__Job__: Search the listing below for the word "team" and copy each line that holds it.

__Exercise input__:
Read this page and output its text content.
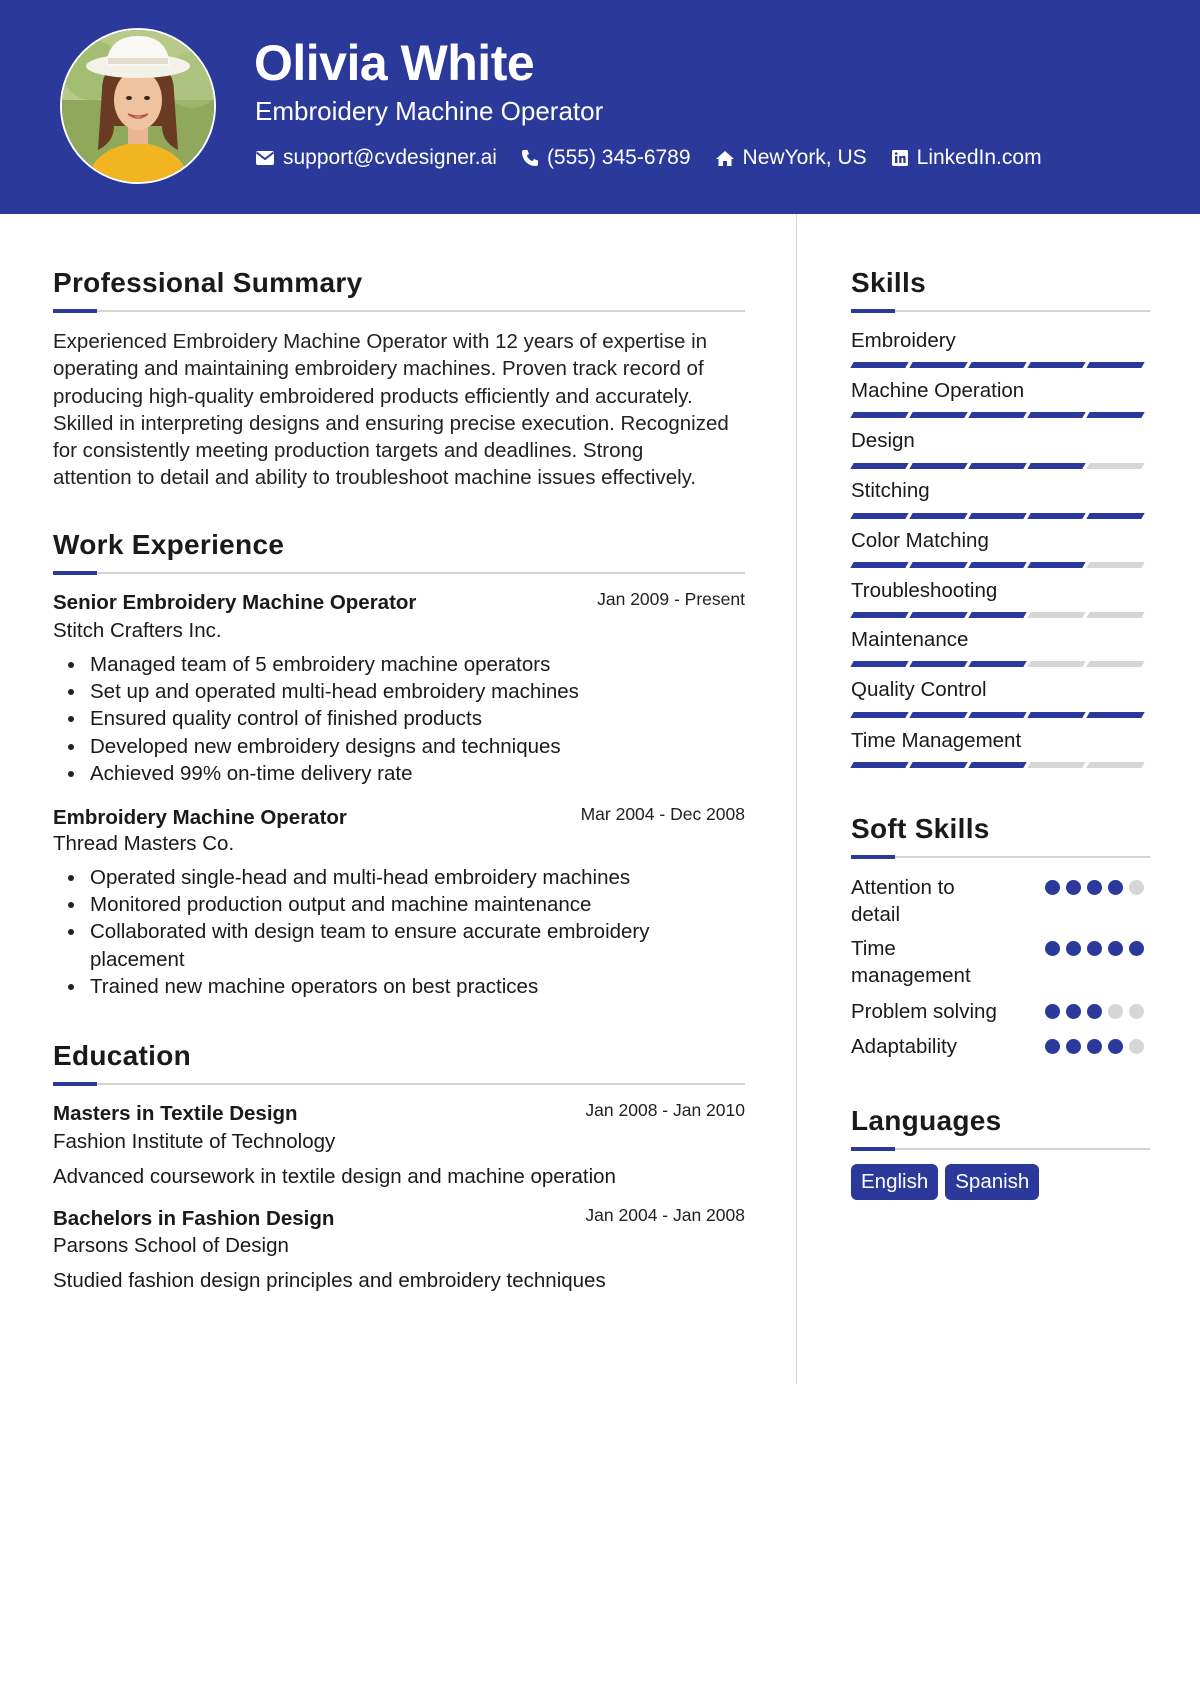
Olivia White
Embroidery Machine Operator
support@cvdesigner.ai (555) 345-6789 NewYork, US LinkedIn.com
Professional Summary
Experienced Embroidery Machine Operator with 12 years of expertise in
operating and maintaining embroidery machines. Proven track record of
producing high-quality embroidered products efficiently and accurately.
Skilled in interpreting designs and ensuring precise execution. Recognized
for consistently meeting production targets and deadlines. Strong
attention to detail and ability to troubleshoot machine issues effectively.
Work Experience
Senior Embroidery Machine Operator	Jan 2009 - Present
Stitch Crafters Inc.
Managed team of 5 embroidery machine operators
Set up and operated multi-head embroidery machines
Ensured quality control of finished products
Developed new embroidery designs and techniques
Achieved 99% on-time delivery rate
Embroidery Machine Operator	Mar 2004 - Dec 2008
Thread Masters Co.
Operated single-head and multi-head embroidery machines
Monitored production output and machine maintenance
Collaborated with design team to ensure accurate embroidery placement
Trained new machine operators on best practices
Education
Masters in Textile Design	Jan 2008 - Jan 2010
Fashion Institute of Technology
Advanced coursework in textile design and machine operation
Bachelors in Fashion Design	Jan 2004 - Jan 2008
Parsons School of Design
Studied fashion design principles and embroidery techniques
Skills
Embroidery
Machine Operation
Design
Stitching
Color Matching
Troubleshooting
Maintenance
Quality Control
Time Management
Soft Skills
Attention to detail
Time management
Problem solving
Adaptability
Languages
English	Spanish
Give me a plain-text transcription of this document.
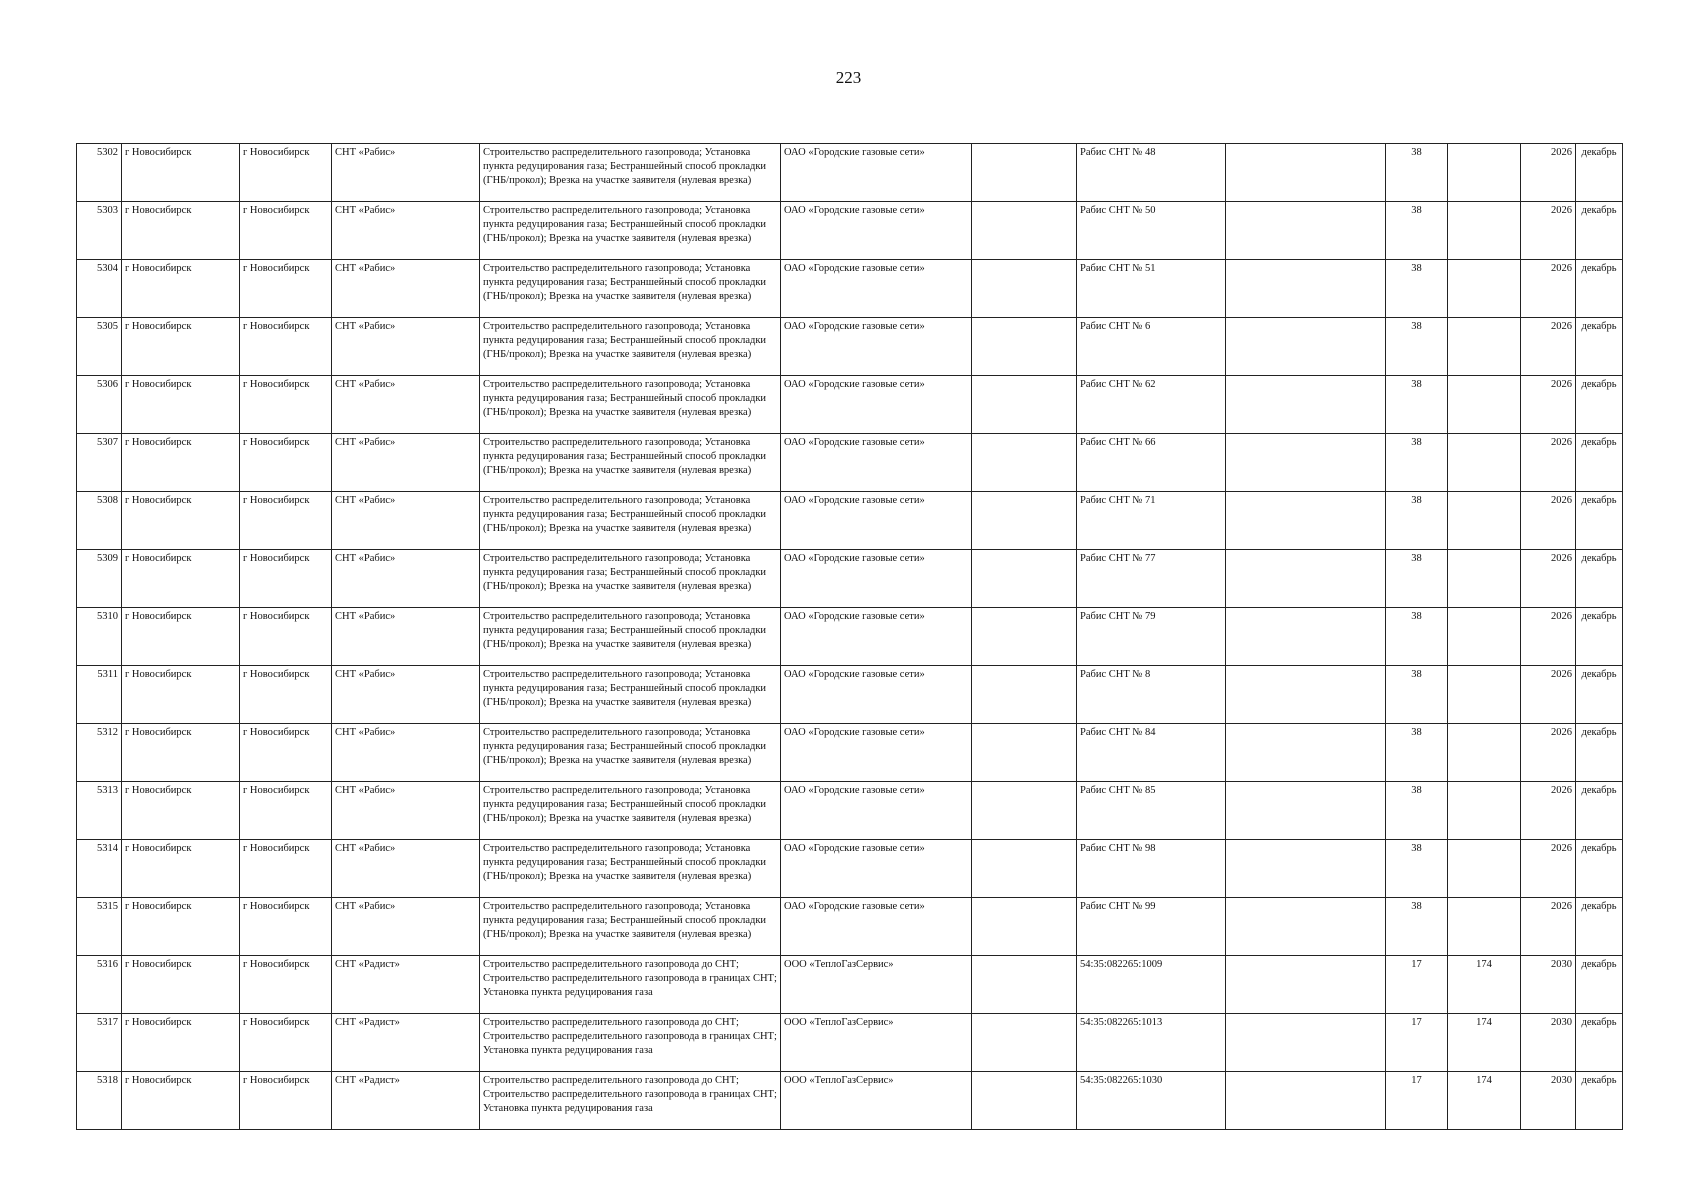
223
5302	г Новосибирск	г Новосибирск	СНТ «Рабис»	Строительство распределительного газопровода; Установка пункта редуцирования газа; Бестраншейный способ прокладки (ГНБ/прокол); Врезка на участке заявителя (нулевая врезка)	ОАО «Городские газовые сети»		Рабис СНТ № 48		38		2026	декабрь
5303	г Новосибирск	г Новосибирск	СНТ «Рабис»	Строительство распределительного газопровода; Установка пункта редуцирования газа; Бестраншейный способ прокладки (ГНБ/прокол); Врезка на участке заявителя (нулевая врезка)	ОАО «Городские газовые сети»		Рабис СНТ № 50		38		2026	декабрь
5304	г Новосибирск	г Новосибирск	СНТ «Рабис»	Строительство распределительного газопровода; Установка пункта редуцирования газа; Бестраншейный способ прокладки (ГНБ/прокол); Врезка на участке заявителя (нулевая врезка)	ОАО «Городские газовые сети»		Рабис СНТ № 51		38		2026	декабрь
5305	г Новосибирск	г Новосибирск	СНТ «Рабис»	Строительство распределительного газопровода; Установка пункта редуцирования газа; Бестраншейный способ прокладки (ГНБ/прокол); Врезка на участке заявителя (нулевая врезка)	ОАО «Городские газовые сети»		Рабис СНТ № 6		38		2026	декабрь
5306	г Новосибирск	г Новосибирск	СНТ «Рабис»	Строительство распределительного газопровода; Установка пункта редуцирования газа; Бестраншейный способ прокладки (ГНБ/прокол); Врезка на участке заявителя (нулевая врезка)	ОАО «Городские газовые сети»		Рабис СНТ № 62		38		2026	декабрь
5307	г Новосибирск	г Новосибирск	СНТ «Рабис»	Строительство распределительного газопровода; Установка пункта редуцирования газа; Бестраншейный способ прокладки (ГНБ/прокол); Врезка на участке заявителя (нулевая врезка)	ОАО «Городские газовые сети»		Рабис СНТ № 66		38		2026	декабрь
5308	г Новосибирск	г Новосибирск	СНТ «Рабис»	Строительство распределительного газопровода; Установка пункта редуцирования газа; Бестраншейный способ прокладки (ГНБ/прокол); Врезка на участке заявителя (нулевая врезка)	ОАО «Городские газовые сети»		Рабис СНТ № 71		38		2026	декабрь
5309	г Новосибирск	г Новосибирск	СНТ «Рабис»	Строительство распределительного газопровода; Установка пункта редуцирования газа; Бестраншейный способ прокладки (ГНБ/прокол); Врезка на участке заявителя (нулевая врезка)	ОАО «Городские газовые сети»		Рабис СНТ № 77		38		2026	декабрь
5310	г Новосибирск	г Новосибирск	СНТ «Рабис»	Строительство распределительного газопровода; Установка пункта редуцирования газа; Бестраншейный способ прокладки (ГНБ/прокол); Врезка на участке заявителя (нулевая врезка)	ОАО «Городские газовые сети»		Рабис СНТ № 79		38		2026	декабрь
5311	г Новосибирск	г Новосибирск	СНТ «Рабис»	Строительство распределительного газопровода; Установка пункта редуцирования газа; Бестраншейный способ прокладки (ГНБ/прокол); Врезка на участке заявителя (нулевая врезка)	ОАО «Городские газовые сети»		Рабис СНТ № 8		38		2026	декабрь
5312	г Новосибирск	г Новосибирск	СНТ «Рабис»	Строительство распределительного газопровода; Установка пункта редуцирования газа; Бестраншейный способ прокладки (ГНБ/прокол); Врезка на участке заявителя (нулевая врезка)	ОАО «Городские газовые сети»		Рабис СНТ № 84		38		2026	декабрь
5313	г Новосибирск	г Новосибирск	СНТ «Рабис»	Строительство распределительного газопровода; Установка пункта редуцирования газа; Бестраншейный способ прокладки (ГНБ/прокол); Врезка на участке заявителя (нулевая врезка)	ОАО «Городские газовые сети»		Рабис СНТ № 85		38		2026	декабрь
5314	г Новосибирск	г Новосибирск	СНТ «Рабис»	Строительство распределительного газопровода; Установка пункта редуцирования газа; Бестраншейный способ прокладки (ГНБ/прокол); Врезка на участке заявителя (нулевая врезка)	ОАО «Городские газовые сети»		Рабис СНТ № 98		38		2026	декабрь
5315	г Новосибирск	г Новосибирск	СНТ «Рабис»	Строительство распределительного газопровода; Установка пункта редуцирования газа; Бестраншейный способ прокладки (ГНБ/прокол); Врезка на участке заявителя (нулевая врезка)	ОАО «Городские газовые сети»		Рабис СНТ № 99		38		2026	декабрь
5316	г Новосибирск	г Новосибирск	СНТ «Радист»	Строительство распределительного газопровода до СНТ; Строительство распределительного газопровода в границах СНТ; Установка пункта редуцирования газа	ООО «ТеплоГазСервис»		54:35:082265:1009		17	174	2030	декабрь
5317	г Новосибирск	г Новосибирск	СНТ «Радист»	Строительство распределительного газопровода до СНТ; Строительство распределительного газопровода в границах СНТ; Установка пункта редуцирования газа	ООО «ТеплоГазСервис»		54:35:082265:1013		17	174	2030	декабрь
5318	г Новосибирск	г Новосибирск	СНТ «Радист»	Строительство распределительного газопровода до СНТ; Строительство распределительного газопровода в границах СНТ; Установка пункта редуцирования газа	ООО «ТеплоГазСервис»		54:35:082265:1030		17	174	2030	декабрь
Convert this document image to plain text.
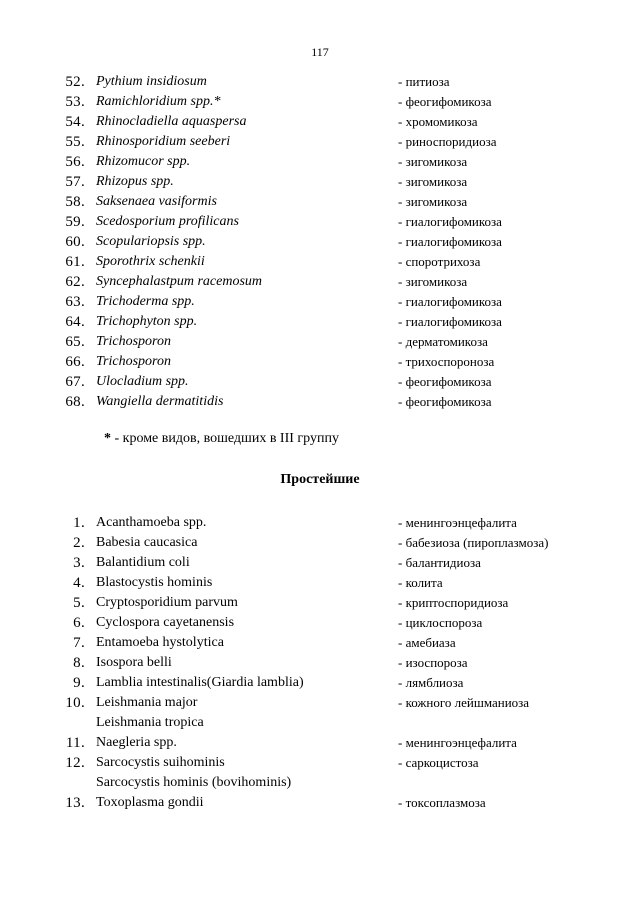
117
52. Pythium insidiosum	- питиоза
53. Ramichloridium spp.*	- феогифомикоза
54. Rhinocladiella aquaspersa	- хромомикоза
55. Rhinosporidium seeberi	- риноспоридиоза
56. Rhizomucor spp.	- зигомикоза
57. Rhizopus spp.	- зигомикоза
58. Saksenaea vasiformis	- зигомикоза
59. Scedosporium profilicans	- гиалогифомикоза
60. Scopulariopsis spp.	- гиалогифомикоза
61. Sporothrix schenkii	- споротрихоза
62. Syncephalastpum racemosum	- зигомикоза
63. Trichoderma spp.	- гиалогифомикоза
64. Trichophyton spp.	- гиалогифомикоза
65. Trichosporon	- дерматомикоза
66. Trichosporon	- трихоспороноза
67. Ulocladium spp.	- феогифомикоза
68. Wangiella dermatitidis	- феогифомикоза
* - кроме видов, вошедших в III группу
Простейшие
1. Acanthamoeba spp.	- менингоэнцефалита
2. Babesia caucasica	- бабезиоза (пироплазмоза)
3. Balantidium coli	- балантидиоза
4. Blastocystis hominis	- колита
5. Cryptosporidium parvum	- криптоспоридиоза
6. Cyclospora cayetanensis	- циклоспороза
7. Entamoeba hystolytica	- амебиаза
8. Isospora belli	- изоспороза
9. Lamblia intestinalis(Giardia lamblia)	- лямблиоза
10. Leishmania major	- кожного лейшманиоза
Leishmania tropica
11. Naegleria spp.	- менингоэнцефалита
12. Sarcocystis suihominis	- саркоцистоза
Sarcocystis hominis (bovihominis)
13. Toxoplasma gondii	- токсоплазмоза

__Exercise output__:
Managed team of 5 embroidery machine operators
Collaborated with design team to ensure accurate embroidery placement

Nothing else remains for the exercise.